[Data extracted from a collection]
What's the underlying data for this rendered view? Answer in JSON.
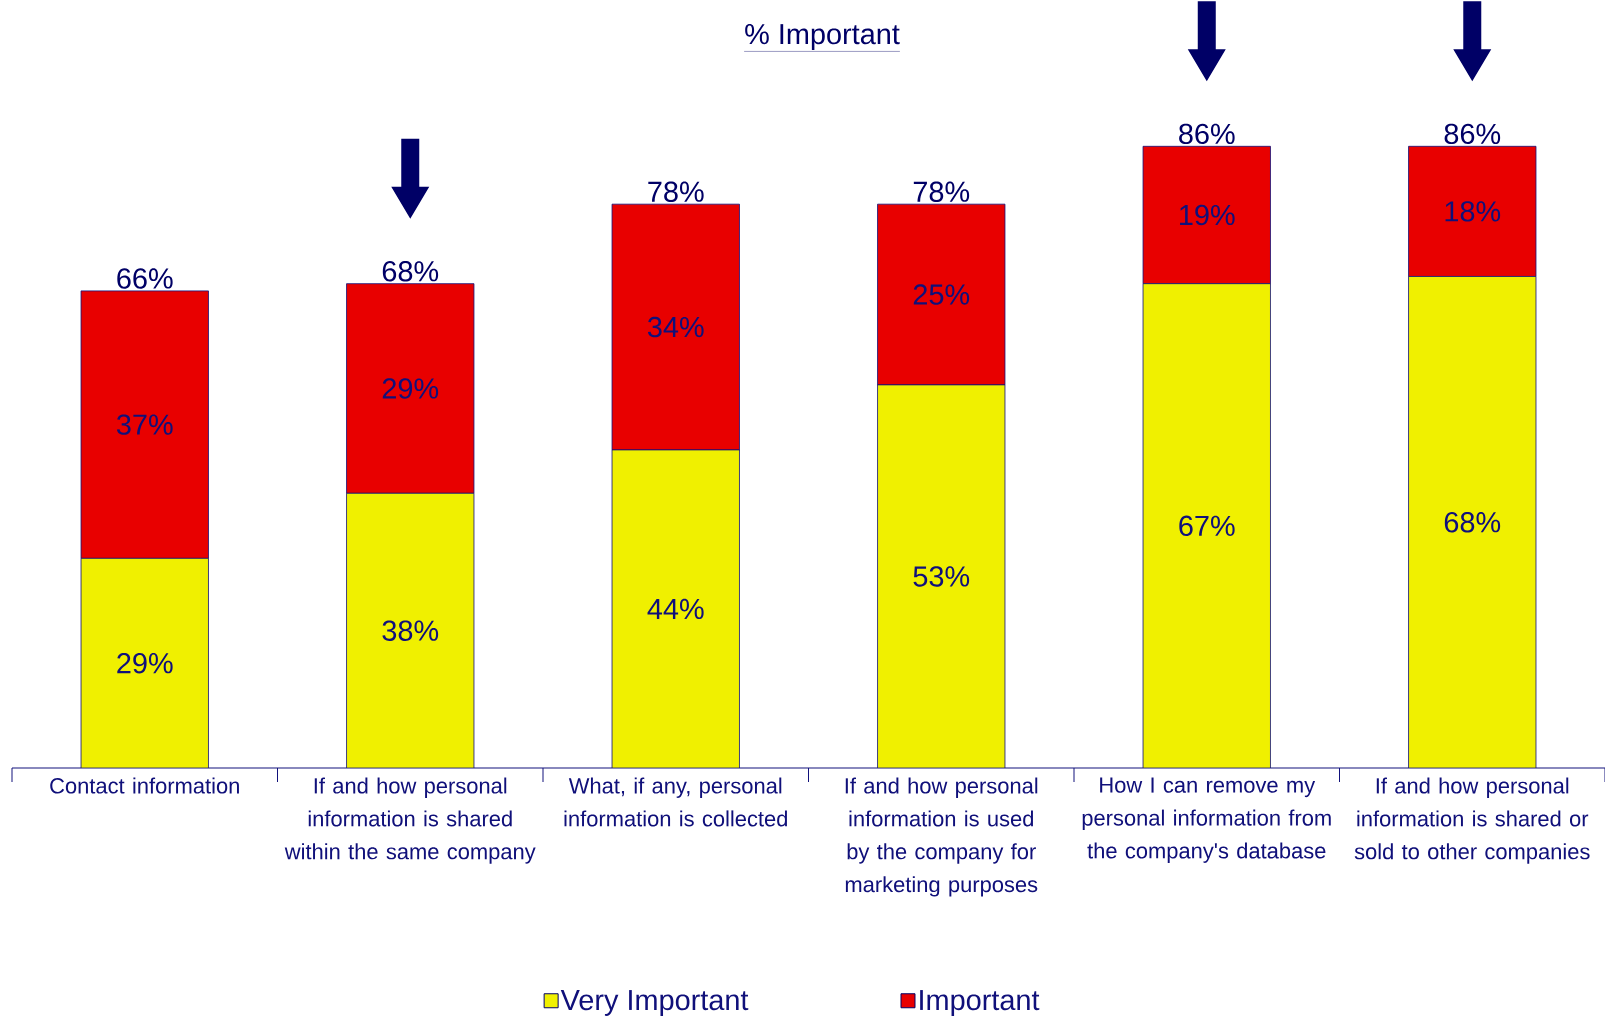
{
  "chart_data": {
    "type": "bar",
    "stacked": true,
    "title": "% Important",
    "categories": [
      "Contact information",
      "If and how personal information is shared within the same company",
      "What, if any, personal information is collected",
      "If and how personal information is used by the company for marketing purposes",
      "How I can remove my personal information from the company's database",
      "If and how personal information is shared or sold to other companies"
    ],
    "series": [
      {
        "name": "Very Important",
        "color": "#f0f000",
        "values": [
          29,
          38,
          44,
          53,
          67,
          68
        ],
        "value_labels": [
          "29%",
          "38%",
          "44%",
          "53%",
          "67%",
          "68%"
        ]
      },
      {
        "name": "Important",
        "color": "#e80000",
        "values": [
          37,
          29,
          34,
          25,
          19,
          18
        ],
        "value_labels": [
          "37%",
          "29%",
          "34%",
          "25%",
          "19%",
          "18%"
        ]
      }
    ],
    "totals": [
      "66%",
      "68%",
      "78%",
      "78%",
      "86%",
      "86%"
    ],
    "legend": "bottom",
    "tick_labels": "x"
  }
}
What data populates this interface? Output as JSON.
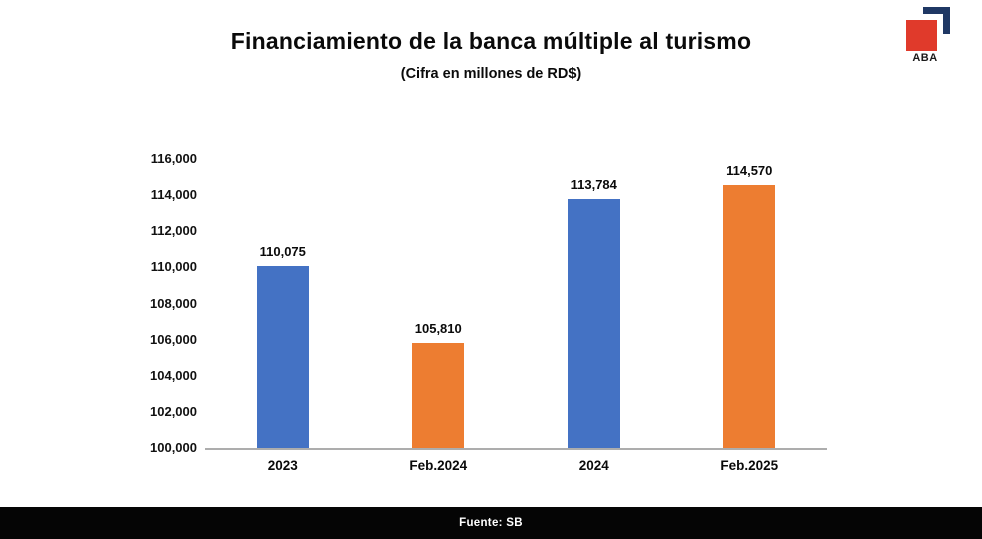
{
  "header": {
    "title": "Financiamiento de la banca múltiple al turismo",
    "subtitle": "(Cifra en millones de RD$)"
  },
  "logo": {
    "label": "ABA",
    "red": "#E03A2B",
    "navy": "#1F3864"
  },
  "footer": {
    "source_label": "Fuente: SB"
  },
  "chart_data": {
    "type": "bar",
    "title": "Financiamiento de la banca múltiple al turismo",
    "subtitle": "(Cifra en millones de RD$)",
    "categories": [
      "2023",
      "Feb.2024",
      "2024",
      "Feb.2025"
    ],
    "values": [
      110075,
      105810,
      113784,
      114570
    ],
    "value_labels": [
      "110,075",
      "105,810",
      "113,784",
      "114,570"
    ],
    "bar_colors": [
      "#4472C4",
      "#ED7D31",
      "#4472C4",
      "#ED7D31"
    ],
    "ylim": [
      100000,
      116000
    ],
    "ytick_step": 2000,
    "ytick_labels": [
      "116,000",
      "114,000",
      "112,000",
      "110,000",
      "108,000",
      "106,000",
      "104,000",
      "102,000",
      "100,000"
    ],
    "xlabel": "",
    "ylabel": "",
    "grid": false,
    "legend": false,
    "baseline_color": "#ADADAD"
  }
}
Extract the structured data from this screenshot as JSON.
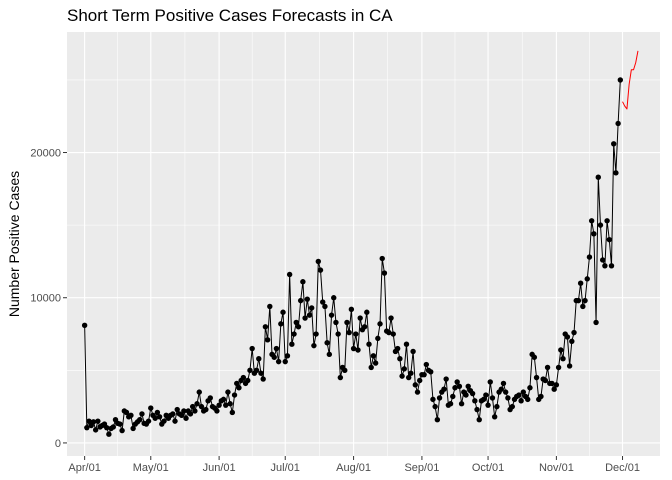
{
  "chart_data": {
    "type": "line",
    "title": "Short Term Positive Cases Forecasts in CA",
    "xlabel": "",
    "ylabel": "Number Positive Cases",
    "x_ticks": [
      "Apr/01",
      "May/01",
      "Jun/01",
      "Jul/01",
      "Aug/01",
      "Sep/01",
      "Oct/01",
      "Nov/01",
      "Dec/01"
    ],
    "x_tick_dates": [
      "2020-04-01",
      "2020-05-01",
      "2020-06-01",
      "2020-07-01",
      "2020-08-01",
      "2020-09-01",
      "2020-10-01",
      "2020-11-01",
      "2020-12-01"
    ],
    "y_ticks": [
      0,
      10000,
      20000
    ],
    "y_tick_labels": [
      "0",
      "10000",
      "20000"
    ],
    "xlim": [
      "2020-03-24",
      "2020-12-18"
    ],
    "ylim": [
      -900,
      28300
    ],
    "grid": true,
    "series": [
      {
        "color": "#000000",
        "style": "line+points",
        "points": [
          [
            "2020-04-01",
            8100
          ],
          [
            "2020-04-02",
            1050
          ],
          [
            "2020-04-03",
            1500
          ],
          [
            "2020-04-04",
            1200
          ],
          [
            "2020-04-05",
            1450
          ],
          [
            "2020-04-06",
            900
          ],
          [
            "2020-04-07",
            1500
          ],
          [
            "2020-04-08",
            1100
          ],
          [
            "2020-04-09",
            1200
          ],
          [
            "2020-04-10",
            1300
          ],
          [
            "2020-04-11",
            1050
          ],
          [
            "2020-04-12",
            600
          ],
          [
            "2020-04-13",
            1000
          ],
          [
            "2020-04-14",
            1100
          ],
          [
            "2020-04-15",
            1600
          ],
          [
            "2020-04-16",
            1350
          ],
          [
            "2020-04-17",
            1300
          ],
          [
            "2020-04-18",
            850
          ],
          [
            "2020-04-19",
            2200
          ],
          [
            "2020-04-20",
            2100
          ],
          [
            "2020-04-21",
            1800
          ],
          [
            "2020-04-22",
            1900
          ],
          [
            "2020-04-23",
            1000
          ],
          [
            "2020-04-24",
            1300
          ],
          [
            "2020-04-25",
            1450
          ],
          [
            "2020-04-26",
            1600
          ],
          [
            "2020-04-27",
            2000
          ],
          [
            "2020-04-28",
            1350
          ],
          [
            "2020-04-29",
            1300
          ],
          [
            "2020-04-30",
            1500
          ],
          [
            "2020-05-01",
            2400
          ],
          [
            "2020-05-02",
            1900
          ],
          [
            "2020-05-03",
            1700
          ],
          [
            "2020-05-04",
            2100
          ],
          [
            "2020-05-05",
            1800
          ],
          [
            "2020-05-06",
            1300
          ],
          [
            "2020-05-07",
            1500
          ],
          [
            "2020-05-08",
            1900
          ],
          [
            "2020-05-09",
            1700
          ],
          [
            "2020-05-10",
            1900
          ],
          [
            "2020-05-11",
            2000
          ],
          [
            "2020-05-12",
            1500
          ],
          [
            "2020-05-13",
            2300
          ],
          [
            "2020-05-14",
            2000
          ],
          [
            "2020-05-15",
            1900
          ],
          [
            "2020-05-16",
            2200
          ],
          [
            "2020-05-17",
            1700
          ],
          [
            "2020-05-18",
            2200
          ],
          [
            "2020-05-19",
            2000
          ],
          [
            "2020-05-20",
            2500
          ],
          [
            "2020-05-21",
            2200
          ],
          [
            "2020-05-22",
            2700
          ],
          [
            "2020-05-23",
            3500
          ],
          [
            "2020-05-24",
            2500
          ],
          [
            "2020-05-25",
            2200
          ],
          [
            "2020-05-26",
            2300
          ],
          [
            "2020-05-27",
            2900
          ],
          [
            "2020-05-28",
            3100
          ],
          [
            "2020-05-29",
            2500
          ],
          [
            "2020-05-30",
            2400
          ],
          [
            "2020-05-31",
            2200
          ],
          [
            "2020-06-01",
            2600
          ],
          [
            "2020-06-02",
            2900
          ],
          [
            "2020-06-03",
            3000
          ],
          [
            "2020-06-04",
            2600
          ],
          [
            "2020-06-05",
            3500
          ],
          [
            "2020-06-06",
            2700
          ],
          [
            "2020-06-07",
            2100
          ],
          [
            "2020-06-08",
            3300
          ],
          [
            "2020-06-09",
            4100
          ],
          [
            "2020-06-10",
            3800
          ],
          [
            "2020-06-11",
            4300
          ],
          [
            "2020-06-12",
            4500
          ],
          [
            "2020-06-13",
            4100
          ],
          [
            "2020-06-14",
            4300
          ],
          [
            "2020-06-15",
            5000
          ],
          [
            "2020-06-16",
            6500
          ],
          [
            "2020-06-17",
            4800
          ],
          [
            "2020-06-18",
            5000
          ],
          [
            "2020-06-19",
            5800
          ],
          [
            "2020-06-20",
            4800
          ],
          [
            "2020-06-21",
            4400
          ],
          [
            "2020-06-22",
            8000
          ],
          [
            "2020-06-23",
            7100
          ],
          [
            "2020-06-24",
            9400
          ],
          [
            "2020-06-25",
            6100
          ],
          [
            "2020-06-26",
            5900
          ],
          [
            "2020-06-27",
            6500
          ],
          [
            "2020-06-28",
            5600
          ],
          [
            "2020-06-29",
            8200
          ],
          [
            "2020-06-30",
            9000
          ],
          [
            "2020-07-01",
            5600
          ],
          [
            "2020-07-02",
            6000
          ],
          [
            "2020-07-03",
            11600
          ],
          [
            "2020-07-04",
            6800
          ],
          [
            "2020-07-05",
            7500
          ],
          [
            "2020-07-06",
            8300
          ],
          [
            "2020-07-07",
            8000
          ],
          [
            "2020-07-08",
            9800
          ],
          [
            "2020-07-09",
            11100
          ],
          [
            "2020-07-10",
            8600
          ],
          [
            "2020-07-11",
            9900
          ],
          [
            "2020-07-12",
            8800
          ],
          [
            "2020-07-13",
            9300
          ],
          [
            "2020-07-14",
            6700
          ],
          [
            "2020-07-15",
            7500
          ],
          [
            "2020-07-16",
            12500
          ],
          [
            "2020-07-17",
            11900
          ],
          [
            "2020-07-18",
            9700
          ],
          [
            "2020-07-19",
            9400
          ],
          [
            "2020-07-20",
            6900
          ],
          [
            "2020-07-21",
            6100
          ],
          [
            "2020-07-22",
            8800
          ],
          [
            "2020-07-23",
            10000
          ],
          [
            "2020-07-24",
            8300
          ],
          [
            "2020-07-25",
            7500
          ],
          [
            "2020-07-26",
            4500
          ],
          [
            "2020-07-27",
            5200
          ],
          [
            "2020-07-28",
            5000
          ],
          [
            "2020-07-29",
            8300
          ],
          [
            "2020-07-30",
            7600
          ],
          [
            "2020-07-31",
            9200
          ],
          [
            "2020-08-01",
            6500
          ],
          [
            "2020-08-02",
            7500
          ],
          [
            "2020-08-03",
            6400
          ],
          [
            "2020-08-04",
            8600
          ],
          [
            "2020-08-05",
            7800
          ],
          [
            "2020-08-06",
            8000
          ],
          [
            "2020-08-07",
            9000
          ],
          [
            "2020-08-08",
            6800
          ],
          [
            "2020-08-09",
            5200
          ],
          [
            "2020-08-10",
            6000
          ],
          [
            "2020-08-11",
            5500
          ],
          [
            "2020-08-12",
            7200
          ],
          [
            "2020-08-13",
            8200
          ],
          [
            "2020-08-14",
            12700
          ],
          [
            "2020-08-15",
            11700
          ],
          [
            "2020-08-16",
            7700
          ],
          [
            "2020-08-17",
            7600
          ],
          [
            "2020-08-18",
            8600
          ],
          [
            "2020-08-19",
            7500
          ],
          [
            "2020-08-20",
            6300
          ],
          [
            "2020-08-21",
            6500
          ],
          [
            "2020-08-22",
            5800
          ],
          [
            "2020-08-23",
            4600
          ],
          [
            "2020-08-24",
            5100
          ],
          [
            "2020-08-25",
            6800
          ],
          [
            "2020-08-26",
            4500
          ],
          [
            "2020-08-27",
            4800
          ],
          [
            "2020-08-28",
            6300
          ],
          [
            "2020-08-29",
            4000
          ],
          [
            "2020-08-30",
            3500
          ],
          [
            "2020-08-31",
            4300
          ],
          [
            "2020-09-01",
            4700
          ],
          [
            "2020-09-02",
            4700
          ],
          [
            "2020-09-03",
            5400
          ],
          [
            "2020-09-04",
            5000
          ],
          [
            "2020-09-05",
            4900
          ],
          [
            "2020-09-06",
            3000
          ],
          [
            "2020-09-07",
            2500
          ],
          [
            "2020-09-08",
            1600
          ],
          [
            "2020-09-09",
            3100
          ],
          [
            "2020-09-10",
            3500
          ],
          [
            "2020-09-11",
            3700
          ],
          [
            "2020-09-12",
            4400
          ],
          [
            "2020-09-13",
            2600
          ],
          [
            "2020-09-14",
            2700
          ],
          [
            "2020-09-15",
            3200
          ],
          [
            "2020-09-16",
            3800
          ],
          [
            "2020-09-17",
            4200
          ],
          [
            "2020-09-18",
            3900
          ],
          [
            "2020-09-19",
            2700
          ],
          [
            "2020-09-20",
            3500
          ],
          [
            "2020-09-21",
            3300
          ],
          [
            "2020-09-22",
            3900
          ],
          [
            "2020-09-23",
            3600
          ],
          [
            "2020-09-24",
            3400
          ],
          [
            "2020-09-25",
            2900
          ],
          [
            "2020-09-26",
            2300
          ],
          [
            "2020-09-27",
            1600
          ],
          [
            "2020-09-28",
            2900
          ],
          [
            "2020-09-29",
            3000
          ],
          [
            "2020-09-30",
            3300
          ],
          [
            "2020-10-01",
            2600
          ],
          [
            "2020-10-02",
            4200
          ],
          [
            "2020-10-03",
            3100
          ],
          [
            "2020-10-04",
            1800
          ],
          [
            "2020-10-05",
            2500
          ],
          [
            "2020-10-06",
            3500
          ],
          [
            "2020-10-07",
            3700
          ],
          [
            "2020-10-08",
            4100
          ],
          [
            "2020-10-09",
            3500
          ],
          [
            "2020-10-10",
            3100
          ],
          [
            "2020-10-11",
            2300
          ],
          [
            "2020-10-12",
            2500
          ],
          [
            "2020-10-13",
            3000
          ],
          [
            "2020-10-14",
            3200
          ],
          [
            "2020-10-15",
            3300
          ],
          [
            "2020-10-16",
            2900
          ],
          [
            "2020-10-17",
            3500
          ],
          [
            "2020-10-18",
            3200
          ],
          [
            "2020-10-19",
            3000
          ],
          [
            "2020-10-20",
            3800
          ],
          [
            "2020-10-21",
            6100
          ],
          [
            "2020-10-22",
            5900
          ],
          [
            "2020-10-23",
            4500
          ],
          [
            "2020-10-24",
            3000
          ],
          [
            "2020-10-25",
            3200
          ],
          [
            "2020-10-26",
            4400
          ],
          [
            "2020-10-27",
            4300
          ],
          [
            "2020-10-28",
            5200
          ],
          [
            "2020-10-29",
            4100
          ],
          [
            "2020-10-30",
            4100
          ],
          [
            "2020-10-31",
            3700
          ],
          [
            "2020-11-01",
            4000
          ],
          [
            "2020-11-02",
            5200
          ],
          [
            "2020-11-03",
            6400
          ],
          [
            "2020-11-04",
            5800
          ],
          [
            "2020-11-05",
            7500
          ],
          [
            "2020-11-06",
            7300
          ],
          [
            "2020-11-07",
            5300
          ],
          [
            "2020-11-08",
            7000
          ],
          [
            "2020-11-09",
            7600
          ],
          [
            "2020-11-10",
            9800
          ],
          [
            "2020-11-11",
            9800
          ],
          [
            "2020-11-12",
            11000
          ],
          [
            "2020-11-13",
            9400
          ],
          [
            "2020-11-14",
            9800
          ],
          [
            "2020-11-15",
            11300
          ],
          [
            "2020-11-16",
            12800
          ],
          [
            "2020-11-17",
            15300
          ],
          [
            "2020-11-18",
            14400
          ],
          [
            "2020-11-19",
            8300
          ],
          [
            "2020-11-20",
            18300
          ],
          [
            "2020-11-21",
            15000
          ],
          [
            "2020-11-22",
            12600
          ],
          [
            "2020-11-23",
            12200
          ],
          [
            "2020-11-24",
            15300
          ],
          [
            "2020-11-25",
            14000
          ],
          [
            "2020-11-26",
            12200
          ],
          [
            "2020-11-27",
            20600
          ],
          [
            "2020-11-28",
            18600
          ],
          [
            "2020-11-29",
            22000
          ],
          [
            "2020-11-30",
            25000
          ]
        ]
      },
      {
        "color": "#ff0000",
        "style": "line",
        "points": [
          [
            "2020-12-01",
            23500
          ],
          [
            "2020-12-02",
            23200
          ],
          [
            "2020-12-03",
            23000
          ],
          [
            "2020-12-04",
            24700
          ],
          [
            "2020-12-05",
            25700
          ],
          [
            "2020-12-06",
            25700
          ],
          [
            "2020-12-07",
            26200
          ],
          [
            "2020-12-08",
            27000
          ]
        ]
      }
    ]
  }
}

### Written exercise
Copy each line of the listing in which the word "millones" can be found.

### The answer
    "subtitle": "(Cifra en millones de RD$)"
    "subtitle": "(Cifra en millones de RD$)",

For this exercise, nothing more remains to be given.